▸ Instruction: From the listing below, copy every line with the word "source".

(A run of records)
● ● ● ●
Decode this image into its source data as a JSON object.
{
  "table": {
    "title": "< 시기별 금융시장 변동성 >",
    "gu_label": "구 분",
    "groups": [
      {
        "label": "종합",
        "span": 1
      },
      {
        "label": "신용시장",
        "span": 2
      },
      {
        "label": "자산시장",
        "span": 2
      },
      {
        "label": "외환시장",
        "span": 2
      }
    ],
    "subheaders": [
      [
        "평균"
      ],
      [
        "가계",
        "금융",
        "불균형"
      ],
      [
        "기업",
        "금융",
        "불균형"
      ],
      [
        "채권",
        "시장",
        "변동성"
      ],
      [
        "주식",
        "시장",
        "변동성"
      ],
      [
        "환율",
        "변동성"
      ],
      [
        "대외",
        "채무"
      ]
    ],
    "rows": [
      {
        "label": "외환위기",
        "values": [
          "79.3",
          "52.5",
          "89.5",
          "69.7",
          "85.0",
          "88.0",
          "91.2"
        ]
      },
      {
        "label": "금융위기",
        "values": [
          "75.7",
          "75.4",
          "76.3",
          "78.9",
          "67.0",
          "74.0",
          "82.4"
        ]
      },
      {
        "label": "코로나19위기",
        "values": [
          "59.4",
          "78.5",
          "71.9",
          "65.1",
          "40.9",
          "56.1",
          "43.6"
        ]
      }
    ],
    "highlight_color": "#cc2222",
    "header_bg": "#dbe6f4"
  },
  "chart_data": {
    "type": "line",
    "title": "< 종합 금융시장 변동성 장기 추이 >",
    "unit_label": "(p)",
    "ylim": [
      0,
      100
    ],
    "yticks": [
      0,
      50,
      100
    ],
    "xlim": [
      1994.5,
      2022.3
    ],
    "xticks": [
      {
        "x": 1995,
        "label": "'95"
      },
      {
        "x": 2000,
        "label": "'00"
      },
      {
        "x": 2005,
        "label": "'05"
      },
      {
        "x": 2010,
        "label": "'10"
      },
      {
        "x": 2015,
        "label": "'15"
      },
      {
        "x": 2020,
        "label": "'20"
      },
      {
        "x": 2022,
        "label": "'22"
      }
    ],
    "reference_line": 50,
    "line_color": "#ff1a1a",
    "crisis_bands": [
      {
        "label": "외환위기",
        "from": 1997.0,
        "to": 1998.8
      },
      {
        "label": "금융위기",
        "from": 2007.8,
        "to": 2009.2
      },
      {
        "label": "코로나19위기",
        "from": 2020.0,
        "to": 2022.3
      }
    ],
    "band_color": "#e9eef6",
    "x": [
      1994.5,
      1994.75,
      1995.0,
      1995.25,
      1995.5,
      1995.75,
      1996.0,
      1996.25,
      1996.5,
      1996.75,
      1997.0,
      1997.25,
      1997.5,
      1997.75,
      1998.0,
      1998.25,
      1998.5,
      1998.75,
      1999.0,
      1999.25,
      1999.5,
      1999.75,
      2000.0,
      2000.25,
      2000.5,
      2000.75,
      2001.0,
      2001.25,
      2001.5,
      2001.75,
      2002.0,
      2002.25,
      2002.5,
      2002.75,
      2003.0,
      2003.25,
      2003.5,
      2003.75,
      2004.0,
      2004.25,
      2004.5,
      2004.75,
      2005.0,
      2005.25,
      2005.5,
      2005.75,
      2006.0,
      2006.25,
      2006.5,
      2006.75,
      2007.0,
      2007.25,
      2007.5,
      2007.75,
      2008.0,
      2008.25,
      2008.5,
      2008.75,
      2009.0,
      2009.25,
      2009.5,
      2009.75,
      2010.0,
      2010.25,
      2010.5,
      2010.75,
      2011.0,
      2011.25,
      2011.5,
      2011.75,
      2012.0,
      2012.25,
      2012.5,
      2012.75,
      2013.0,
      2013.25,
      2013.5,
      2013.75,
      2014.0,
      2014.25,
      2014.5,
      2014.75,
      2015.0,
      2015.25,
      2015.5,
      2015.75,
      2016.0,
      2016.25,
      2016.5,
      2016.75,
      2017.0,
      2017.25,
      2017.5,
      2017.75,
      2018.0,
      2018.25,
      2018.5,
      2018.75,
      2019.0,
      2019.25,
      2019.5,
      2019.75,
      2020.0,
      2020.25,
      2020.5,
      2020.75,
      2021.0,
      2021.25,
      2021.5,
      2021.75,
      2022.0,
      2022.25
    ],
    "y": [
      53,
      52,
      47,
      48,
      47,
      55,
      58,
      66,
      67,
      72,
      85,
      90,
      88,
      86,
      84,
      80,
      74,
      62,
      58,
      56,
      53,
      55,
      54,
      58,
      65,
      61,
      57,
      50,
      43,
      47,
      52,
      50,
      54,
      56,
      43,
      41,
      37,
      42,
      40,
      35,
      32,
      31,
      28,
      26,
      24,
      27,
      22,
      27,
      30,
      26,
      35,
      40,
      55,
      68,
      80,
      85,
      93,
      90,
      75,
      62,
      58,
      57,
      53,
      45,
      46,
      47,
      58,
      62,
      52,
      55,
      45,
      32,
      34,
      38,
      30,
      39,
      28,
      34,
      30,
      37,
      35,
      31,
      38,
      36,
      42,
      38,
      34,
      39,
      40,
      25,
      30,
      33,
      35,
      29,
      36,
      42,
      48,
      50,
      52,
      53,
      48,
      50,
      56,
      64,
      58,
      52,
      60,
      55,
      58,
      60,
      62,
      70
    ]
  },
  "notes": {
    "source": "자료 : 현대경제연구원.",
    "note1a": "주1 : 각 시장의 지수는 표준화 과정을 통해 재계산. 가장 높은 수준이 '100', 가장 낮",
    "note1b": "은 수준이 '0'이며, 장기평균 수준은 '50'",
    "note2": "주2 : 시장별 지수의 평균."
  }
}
● ● ● ●
▸ Response to the task:
Decode this image into its source data as a JSON object.
    "source": "자료 : 현대경제연구원.",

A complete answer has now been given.